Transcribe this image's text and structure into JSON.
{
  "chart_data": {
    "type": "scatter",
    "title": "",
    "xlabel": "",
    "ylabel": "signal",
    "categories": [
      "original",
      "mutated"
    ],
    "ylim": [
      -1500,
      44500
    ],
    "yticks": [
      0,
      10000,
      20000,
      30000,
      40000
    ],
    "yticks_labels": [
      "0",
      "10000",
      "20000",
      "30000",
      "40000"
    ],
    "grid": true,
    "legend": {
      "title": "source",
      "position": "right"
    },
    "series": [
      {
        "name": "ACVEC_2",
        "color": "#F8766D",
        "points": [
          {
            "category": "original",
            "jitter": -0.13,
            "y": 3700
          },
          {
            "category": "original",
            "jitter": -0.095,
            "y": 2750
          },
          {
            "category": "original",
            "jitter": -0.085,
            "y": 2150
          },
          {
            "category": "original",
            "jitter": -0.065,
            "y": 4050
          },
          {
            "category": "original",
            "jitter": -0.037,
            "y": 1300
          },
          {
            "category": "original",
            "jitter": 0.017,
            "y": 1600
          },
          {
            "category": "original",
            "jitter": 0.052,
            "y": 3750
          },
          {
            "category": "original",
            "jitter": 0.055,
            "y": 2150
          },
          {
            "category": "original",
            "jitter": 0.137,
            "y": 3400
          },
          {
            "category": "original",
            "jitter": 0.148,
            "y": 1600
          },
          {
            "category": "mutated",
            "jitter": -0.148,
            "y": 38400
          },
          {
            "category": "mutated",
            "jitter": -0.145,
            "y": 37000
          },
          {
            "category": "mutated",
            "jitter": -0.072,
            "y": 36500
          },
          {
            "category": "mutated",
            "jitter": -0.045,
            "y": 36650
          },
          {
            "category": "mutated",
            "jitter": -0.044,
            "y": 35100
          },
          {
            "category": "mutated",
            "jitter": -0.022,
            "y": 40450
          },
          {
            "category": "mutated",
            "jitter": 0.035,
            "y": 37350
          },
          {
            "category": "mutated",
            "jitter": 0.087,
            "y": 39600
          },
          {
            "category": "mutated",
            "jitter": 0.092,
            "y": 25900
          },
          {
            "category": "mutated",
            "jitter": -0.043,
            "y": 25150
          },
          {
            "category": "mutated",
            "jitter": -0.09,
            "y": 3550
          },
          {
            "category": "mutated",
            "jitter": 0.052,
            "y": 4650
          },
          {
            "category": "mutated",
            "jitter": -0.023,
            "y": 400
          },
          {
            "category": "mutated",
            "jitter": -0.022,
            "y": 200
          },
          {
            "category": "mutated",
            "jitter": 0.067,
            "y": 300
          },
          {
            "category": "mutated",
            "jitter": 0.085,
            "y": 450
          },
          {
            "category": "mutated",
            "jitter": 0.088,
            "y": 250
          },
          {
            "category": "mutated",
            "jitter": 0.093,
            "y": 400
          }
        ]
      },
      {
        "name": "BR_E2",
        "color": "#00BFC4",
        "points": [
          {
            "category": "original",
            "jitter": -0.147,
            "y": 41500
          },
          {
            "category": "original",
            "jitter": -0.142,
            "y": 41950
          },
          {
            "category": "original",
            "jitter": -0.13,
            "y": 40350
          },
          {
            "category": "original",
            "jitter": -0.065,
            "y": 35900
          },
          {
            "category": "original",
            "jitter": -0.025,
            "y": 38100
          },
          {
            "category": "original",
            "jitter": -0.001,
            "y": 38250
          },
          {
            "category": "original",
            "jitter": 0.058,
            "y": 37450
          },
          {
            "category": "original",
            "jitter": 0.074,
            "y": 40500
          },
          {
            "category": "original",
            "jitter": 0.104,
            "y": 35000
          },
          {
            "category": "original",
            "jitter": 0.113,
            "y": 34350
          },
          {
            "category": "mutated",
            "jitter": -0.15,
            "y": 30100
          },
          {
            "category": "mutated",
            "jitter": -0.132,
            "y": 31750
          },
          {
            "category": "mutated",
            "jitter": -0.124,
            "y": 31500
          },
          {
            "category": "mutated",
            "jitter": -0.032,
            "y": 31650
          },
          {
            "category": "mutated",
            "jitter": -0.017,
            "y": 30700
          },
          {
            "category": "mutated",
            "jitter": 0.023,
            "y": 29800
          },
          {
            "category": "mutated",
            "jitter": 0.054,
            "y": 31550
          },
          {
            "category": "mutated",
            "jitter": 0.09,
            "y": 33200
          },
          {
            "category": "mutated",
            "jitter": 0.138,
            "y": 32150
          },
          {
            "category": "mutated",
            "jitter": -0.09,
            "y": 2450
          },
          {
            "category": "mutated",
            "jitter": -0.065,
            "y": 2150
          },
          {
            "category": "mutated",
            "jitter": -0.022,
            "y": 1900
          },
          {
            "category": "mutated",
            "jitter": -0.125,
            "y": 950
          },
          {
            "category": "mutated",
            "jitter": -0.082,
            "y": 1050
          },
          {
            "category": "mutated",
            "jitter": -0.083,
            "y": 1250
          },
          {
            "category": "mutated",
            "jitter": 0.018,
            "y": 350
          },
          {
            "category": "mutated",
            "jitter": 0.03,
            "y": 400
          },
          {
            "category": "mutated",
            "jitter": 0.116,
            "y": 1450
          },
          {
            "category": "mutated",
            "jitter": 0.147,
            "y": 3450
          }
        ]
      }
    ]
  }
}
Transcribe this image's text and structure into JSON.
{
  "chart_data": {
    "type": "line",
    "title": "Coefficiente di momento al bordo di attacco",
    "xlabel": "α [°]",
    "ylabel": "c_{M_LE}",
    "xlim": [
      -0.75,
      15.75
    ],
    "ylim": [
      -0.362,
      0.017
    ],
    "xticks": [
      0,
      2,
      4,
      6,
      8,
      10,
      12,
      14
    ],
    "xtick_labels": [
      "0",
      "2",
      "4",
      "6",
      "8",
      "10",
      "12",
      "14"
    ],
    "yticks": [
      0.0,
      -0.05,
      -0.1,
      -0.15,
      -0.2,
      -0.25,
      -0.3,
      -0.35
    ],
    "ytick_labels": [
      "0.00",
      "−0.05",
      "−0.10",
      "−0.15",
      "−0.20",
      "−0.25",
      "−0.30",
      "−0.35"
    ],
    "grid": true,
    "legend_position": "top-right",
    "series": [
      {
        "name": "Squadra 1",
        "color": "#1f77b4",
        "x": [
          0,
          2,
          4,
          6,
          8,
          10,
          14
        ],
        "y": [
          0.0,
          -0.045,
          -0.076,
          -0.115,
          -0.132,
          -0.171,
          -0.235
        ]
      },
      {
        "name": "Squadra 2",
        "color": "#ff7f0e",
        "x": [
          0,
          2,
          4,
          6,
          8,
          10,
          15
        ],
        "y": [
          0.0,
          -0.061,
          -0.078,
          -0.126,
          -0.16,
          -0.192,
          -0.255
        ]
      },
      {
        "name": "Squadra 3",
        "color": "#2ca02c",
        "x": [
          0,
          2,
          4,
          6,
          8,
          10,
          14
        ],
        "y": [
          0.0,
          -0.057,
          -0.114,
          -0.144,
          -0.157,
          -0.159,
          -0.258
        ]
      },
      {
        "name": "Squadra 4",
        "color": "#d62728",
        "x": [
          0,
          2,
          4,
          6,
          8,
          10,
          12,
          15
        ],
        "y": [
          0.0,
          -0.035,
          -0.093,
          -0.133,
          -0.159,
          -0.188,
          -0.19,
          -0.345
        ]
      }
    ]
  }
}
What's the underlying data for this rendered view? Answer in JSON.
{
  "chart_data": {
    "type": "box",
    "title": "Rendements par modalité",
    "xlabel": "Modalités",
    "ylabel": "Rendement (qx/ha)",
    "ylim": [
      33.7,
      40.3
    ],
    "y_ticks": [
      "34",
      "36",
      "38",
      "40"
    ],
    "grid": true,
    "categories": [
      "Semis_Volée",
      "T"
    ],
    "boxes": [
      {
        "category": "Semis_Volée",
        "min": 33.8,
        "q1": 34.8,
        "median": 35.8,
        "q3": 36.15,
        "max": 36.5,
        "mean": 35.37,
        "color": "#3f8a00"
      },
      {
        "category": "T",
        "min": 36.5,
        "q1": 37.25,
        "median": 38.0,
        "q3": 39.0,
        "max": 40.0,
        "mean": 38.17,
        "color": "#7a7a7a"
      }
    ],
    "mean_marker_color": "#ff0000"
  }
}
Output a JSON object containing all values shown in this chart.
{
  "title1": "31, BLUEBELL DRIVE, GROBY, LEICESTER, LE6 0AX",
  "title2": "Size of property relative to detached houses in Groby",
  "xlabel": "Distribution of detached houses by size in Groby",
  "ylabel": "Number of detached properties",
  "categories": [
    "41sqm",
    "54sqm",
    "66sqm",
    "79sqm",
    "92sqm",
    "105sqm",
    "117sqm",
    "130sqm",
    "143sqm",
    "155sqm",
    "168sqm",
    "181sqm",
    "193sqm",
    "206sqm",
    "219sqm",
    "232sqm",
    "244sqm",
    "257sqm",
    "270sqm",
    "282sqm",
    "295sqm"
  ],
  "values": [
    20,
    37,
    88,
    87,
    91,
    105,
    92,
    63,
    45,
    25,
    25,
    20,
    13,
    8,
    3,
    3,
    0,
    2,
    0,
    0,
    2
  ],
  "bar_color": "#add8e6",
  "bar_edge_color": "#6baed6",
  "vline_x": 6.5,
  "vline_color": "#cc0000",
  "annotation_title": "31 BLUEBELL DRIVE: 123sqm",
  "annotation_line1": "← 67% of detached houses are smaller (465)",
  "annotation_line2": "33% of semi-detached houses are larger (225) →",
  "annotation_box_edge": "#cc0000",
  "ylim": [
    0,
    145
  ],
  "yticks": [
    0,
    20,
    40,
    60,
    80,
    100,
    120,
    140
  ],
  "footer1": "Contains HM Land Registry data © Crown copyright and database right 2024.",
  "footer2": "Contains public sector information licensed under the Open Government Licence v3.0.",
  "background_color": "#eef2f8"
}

┄┄┄┄┄┄┄┄┄┄

*Instruction*. In the entries above, identify every line with the word "Squadra". Copy those lines.

*Correct output*.
        "name": "Squadra 1",
        "name": "Squadra 2",
        "name": "Squadra 3",
        "name": "Squadra 4",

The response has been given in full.